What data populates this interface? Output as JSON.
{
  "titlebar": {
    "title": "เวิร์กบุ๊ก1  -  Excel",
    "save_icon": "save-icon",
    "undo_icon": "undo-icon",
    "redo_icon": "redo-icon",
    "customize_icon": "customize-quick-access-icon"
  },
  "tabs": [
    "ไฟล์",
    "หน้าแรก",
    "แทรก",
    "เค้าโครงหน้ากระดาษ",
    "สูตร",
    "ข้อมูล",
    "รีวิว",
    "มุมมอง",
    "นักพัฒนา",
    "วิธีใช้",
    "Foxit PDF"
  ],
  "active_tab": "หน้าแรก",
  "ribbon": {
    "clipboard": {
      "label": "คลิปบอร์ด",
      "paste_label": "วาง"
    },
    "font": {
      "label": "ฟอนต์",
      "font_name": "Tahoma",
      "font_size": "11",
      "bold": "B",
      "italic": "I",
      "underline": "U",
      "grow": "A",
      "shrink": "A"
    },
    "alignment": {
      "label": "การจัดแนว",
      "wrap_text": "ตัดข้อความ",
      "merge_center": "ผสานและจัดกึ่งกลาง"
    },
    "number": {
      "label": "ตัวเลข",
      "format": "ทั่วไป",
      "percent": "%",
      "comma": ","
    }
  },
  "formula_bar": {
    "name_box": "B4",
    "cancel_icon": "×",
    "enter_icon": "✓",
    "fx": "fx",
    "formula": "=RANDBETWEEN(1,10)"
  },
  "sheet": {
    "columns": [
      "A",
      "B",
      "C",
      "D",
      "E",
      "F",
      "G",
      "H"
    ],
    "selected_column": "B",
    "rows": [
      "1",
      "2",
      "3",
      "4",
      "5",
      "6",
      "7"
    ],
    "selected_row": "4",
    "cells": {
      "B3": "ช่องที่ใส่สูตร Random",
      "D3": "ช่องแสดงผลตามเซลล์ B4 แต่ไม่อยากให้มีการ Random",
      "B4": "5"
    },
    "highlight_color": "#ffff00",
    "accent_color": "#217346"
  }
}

----------

§ **Instructions to follow**
Make a copy of each line that contains the string "Random".

§ **Answer for this exercise**
      "B3": "ช่องที่ใส่สูตร Random",
      "D3": "ช่องแสดงผลตามเซลล์ B4 แต่ไม่อยากให้มีการ Random",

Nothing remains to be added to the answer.